▶ _Task brief_: Repeat the data word for word. Do not include the pictures.

(Data items)
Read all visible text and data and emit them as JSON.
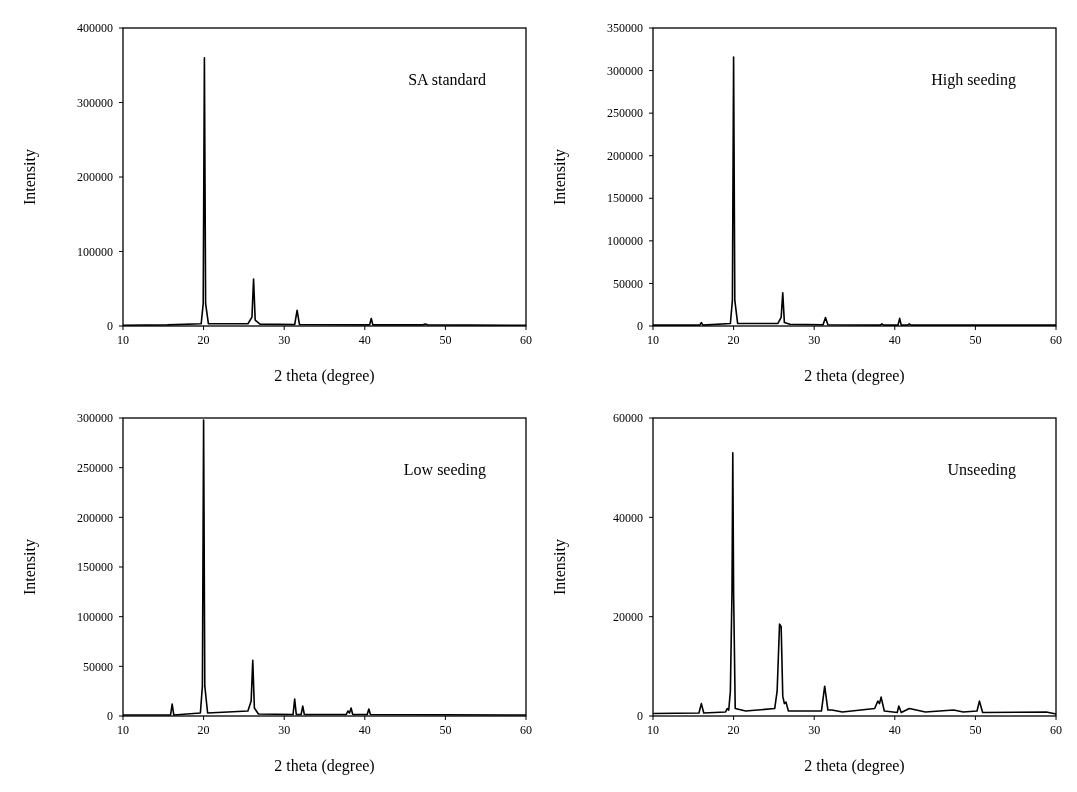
{
  "chart_data": [
    {
      "type": "line",
      "xlabel": "2 theta (degree)",
      "ylabel": "Intensity",
      "annotations": [
        "SA standard"
      ],
      "xlim": [
        10,
        60
      ],
      "xticks": [
        10,
        20,
        30,
        40,
        50,
        60
      ],
      "ylim": [
        0,
        400000
      ],
      "yticks": [
        0,
        100000,
        200000,
        300000,
        400000
      ],
      "line_style": "solid",
      "marker": "none",
      "series": [
        {
          "color": "#000000",
          "x": [
            10,
            15.5,
            19.7,
            19.95,
            20.1,
            20.25,
            20.6,
            25.5,
            26.0,
            26.2,
            26.4,
            27,
            31.3,
            31.6,
            31.9,
            40.6,
            40.8,
            41.0,
            47.2,
            47.5,
            47.8,
            60
          ],
          "values": [
            1000,
            1500,
            3000,
            30000,
            360000,
            30000,
            3000,
            3000,
            12000,
            63000,
            8000,
            2500,
            2000,
            21000,
            2000,
            1500,
            10000,
            1500,
            1500,
            2500,
            1500,
            1000
          ]
        }
      ]
    },
    {
      "type": "line",
      "xlabel": "2 theta (degree)",
      "ylabel": "Intensity",
      "annotations": [
        "High seeding"
      ],
      "xlim": [
        10,
        60
      ],
      "xticks": [
        10,
        20,
        30,
        40,
        50,
        60
      ],
      "ylim": [
        0,
        350000
      ],
      "yticks": [
        0,
        50000,
        100000,
        150000,
        200000,
        250000,
        300000,
        350000
      ],
      "line_style": "solid",
      "marker": "none",
      "series": [
        {
          "color": "#000000",
          "x": [
            10,
            15.8,
            16.0,
            16.2,
            19.6,
            19.85,
            20.0,
            20.15,
            20.5,
            25.5,
            25.9,
            26.1,
            26.3,
            27,
            31.1,
            31.4,
            31.7,
            38.2,
            38.4,
            38.6,
            40.4,
            40.6,
            40.8,
            41.6,
            41.8,
            42.0,
            60
          ],
          "values": [
            1000,
            1000,
            4000,
            1000,
            3000,
            30000,
            316000,
            30000,
            3000,
            3000,
            10000,
            39000,
            4000,
            2000,
            1500,
            10000,
            1500,
            1000,
            2500,
            1000,
            1000,
            9000,
            1000,
            1000,
            2500,
            1000,
            1000
          ]
        }
      ]
    },
    {
      "type": "line",
      "xlabel": "2 theta (degree)",
      "ylabel": "Intensity",
      "annotations": [
        "Low seeding"
      ],
      "xlim": [
        10,
        60
      ],
      "xticks": [
        10,
        20,
        30,
        40,
        50,
        60
      ],
      "ylim": [
        0,
        300000
      ],
      "yticks": [
        0,
        50000,
        100000,
        150000,
        200000,
        250000,
        300000
      ],
      "line_style": "solid",
      "marker": "none",
      "series": [
        {
          "color": "#000000",
          "x": [
            10,
            15.9,
            16.1,
            16.3,
            19.6,
            19.85,
            20.0,
            20.15,
            20.5,
            25.5,
            25.9,
            26.1,
            26.3,
            26.8,
            31.1,
            31.3,
            31.5,
            32.1,
            32.3,
            32.5,
            37.7,
            37.9,
            38.1,
            38.3,
            38.5,
            40.3,
            40.5,
            40.7,
            60
          ],
          "values": [
            1000,
            1000,
            12000,
            1000,
            3000,
            30000,
            298000,
            30000,
            3000,
            5000,
            15000,
            56000,
            8000,
            2000,
            1500,
            17000,
            1500,
            1500,
            10000,
            1500,
            1500,
            5000,
            3000,
            8000,
            1500,
            1500,
            7000,
            1500,
            1000
          ]
        }
      ]
    },
    {
      "type": "line",
      "xlabel": "2 theta (degree)",
      "ylabel": "Intensity",
      "annotations": [
        "Unseeding"
      ],
      "xlim": [
        10,
        60
      ],
      "xticks": [
        10,
        20,
        30,
        40,
        50,
        60
      ],
      "ylim": [
        0,
        60000
      ],
      "yticks": [
        0,
        20000,
        40000,
        60000
      ],
      "line_style": "solid",
      "marker": "none",
      "series": [
        {
          "color": "#000000",
          "x": [
            10,
            15.7,
            16.0,
            16.3,
            19.0,
            19.2,
            19.4,
            19.6,
            19.8,
            19.9,
            20.0,
            20.2,
            21.5,
            25.1,
            25.4,
            25.7,
            25.9,
            26.1,
            26.3,
            26.5,
            26.8,
            30.9,
            31.3,
            31.7,
            32.2,
            33.5,
            37.5,
            37.9,
            38.1,
            38.3,
            38.7,
            40.3,
            40.5,
            40.8,
            41.8,
            43.8,
            47.3,
            48.5,
            50.2,
            50.5,
            50.9,
            58.8,
            60
          ],
          "values": [
            500,
            600,
            2500,
            600,
            800,
            1500,
            1200,
            5000,
            25000,
            53000,
            25000,
            1500,
            1000,
            1500,
            5000,
            18500,
            18000,
            4000,
            2500,
            2800,
            1000,
            1000,
            6000,
            1200,
            1200,
            800,
            1500,
            3000,
            2500,
            3800,
            1000,
            700,
            2000,
            700,
            1500,
            800,
            1200,
            800,
            1000,
            3000,
            700,
            800,
            400
          ]
        }
      ]
    }
  ]
}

▶ _Response to the task_:
Read all visible text and data and emit them as JSON.
{
  "chart_data": [
    {
      "type": "line",
      "xlabel": "2 theta (degree)",
      "ylabel": "Intensity",
      "annotations": [
        "SA standard"
      ],
      "xlim": [
        10,
        60
      ],
      "xticks": [
        10,
        20,
        30,
        40,
        50,
        60
      ],
      "ylim": [
        0,
        400000
      ],
      "yticks": [
        0,
        100000,
        200000,
        300000,
        400000
      ],
      "line_style": "solid",
      "marker": "none",
      "series": [
        {
          "color": "#000000",
          "x": [
            10,
            15.5,
            19.7,
            19.95,
            20.1,
            20.25,
            20.6,
            25.5,
            26.0,
            26.2,
            26.4,
            27,
            31.3,
            31.6,
            31.9,
            40.6,
            40.8,
            41.0,
            47.2,
            47.5,
            47.8,
            60
          ],
          "values": [
            1000,
            1500,
            3000,
            30000,
            360000,
            30000,
            3000,
            3000,
            12000,
            63000,
            8000,
            2500,
            2000,
            21000,
            2000,
            1500,
            10000,
            1500,
            1500,
            2500,
            1500,
            1000
          ]
        }
      ]
    },
    {
      "type": "line",
      "xlabel": "2 theta (degree)",
      "ylabel": "Intensity",
      "annotations": [
        "High seeding"
      ],
      "xlim": [
        10,
        60
      ],
      "xticks": [
        10,
        20,
        30,
        40,
        50,
        60
      ],
      "ylim": [
        0,
        350000
      ],
      "yticks": [
        0,
        50000,
        100000,
        150000,
        200000,
        250000,
        300000,
        350000
      ],
      "line_style": "solid",
      "marker": "none",
      "series": [
        {
          "color": "#000000",
          "x": [
            10,
            15.8,
            16.0,
            16.2,
            19.6,
            19.85,
            20.0,
            20.15,
            20.5,
            25.5,
            25.9,
            26.1,
            26.3,
            27,
            31.1,
            31.4,
            31.7,
            38.2,
            38.4,
            38.6,
            40.4,
            40.6,
            40.8,
            41.6,
            41.8,
            42.0,
            60
          ],
          "values": [
            1000,
            1000,
            4000,
            1000,
            3000,
            30000,
            316000,
            30000,
            3000,
            3000,
            10000,
            39000,
            4000,
            2000,
            1500,
            10000,
            1500,
            1000,
            2500,
            1000,
            1000,
            9000,
            1000,
            1000,
            2500,
            1000,
            1000
          ]
        }
      ]
    },
    {
      "type": "line",
      "xlabel": "2 theta (degree)",
      "ylabel": "Intensity",
      "annotations": [
        "Low seeding"
      ],
      "xlim": [
        10,
        60
      ],
      "xticks": [
        10,
        20,
        30,
        40,
        50,
        60
      ],
      "ylim": [
        0,
        300000
      ],
      "yticks": [
        0,
        50000,
        100000,
        150000,
        200000,
        250000,
        300000
      ],
      "line_style": "solid",
      "marker": "none",
      "series": [
        {
          "color": "#000000",
          "x": [
            10,
            15.9,
            16.1,
            16.3,
            19.6,
            19.85,
            20.0,
            20.15,
            20.5,
            25.5,
            25.9,
            26.1,
            26.3,
            26.8,
            31.1,
            31.3,
            31.5,
            32.1,
            32.3,
            32.5,
            37.7,
            37.9,
            38.1,
            38.3,
            38.5,
            40.3,
            40.5,
            40.7,
            60
          ],
          "values": [
            1000,
            1000,
            12000,
            1000,
            3000,
            30000,
            298000,
            30000,
            3000,
            5000,
            15000,
            56000,
            8000,
            2000,
            1500,
            17000,
            1500,
            1500,
            10000,
            1500,
            1500,
            5000,
            3000,
            8000,
            1500,
            1500,
            7000,
            1500,
            1000
          ]
        }
      ]
    },
    {
      "type": "line",
      "xlabel": "2 theta (degree)",
      "ylabel": "Intensity",
      "annotations": [
        "Unseeding"
      ],
      "xlim": [
        10,
        60
      ],
      "xticks": [
        10,
        20,
        30,
        40,
        50,
        60
      ],
      "ylim": [
        0,
        60000
      ],
      "yticks": [
        0,
        20000,
        40000,
        60000
      ],
      "line_style": "solid",
      "marker": "none",
      "series": [
        {
          "color": "#000000",
          "x": [
            10,
            15.7,
            16.0,
            16.3,
            19.0,
            19.2,
            19.4,
            19.6,
            19.8,
            19.9,
            20.0,
            20.2,
            21.5,
            25.1,
            25.4,
            25.7,
            25.9,
            26.1,
            26.3,
            26.5,
            26.8,
            30.9,
            31.3,
            31.7,
            32.2,
            33.5,
            37.5,
            37.9,
            38.1,
            38.3,
            38.7,
            40.3,
            40.5,
            40.8,
            41.8,
            43.8,
            47.3,
            48.5,
            50.2,
            50.5,
            50.9,
            58.8,
            60
          ],
          "values": [
            500,
            600,
            2500,
            600,
            800,
            1500,
            1200,
            5000,
            25000,
            53000,
            25000,
            1500,
            1000,
            1500,
            5000,
            18500,
            18000,
            4000,
            2500,
            2800,
            1000,
            1000,
            6000,
            1200,
            1200,
            800,
            1500,
            3000,
            2500,
            3800,
            1000,
            700,
            2000,
            700,
            1500,
            800,
            1200,
            800,
            1000,
            3000,
            700,
            800,
            400
          ]
        }
      ]
    }
  ]
}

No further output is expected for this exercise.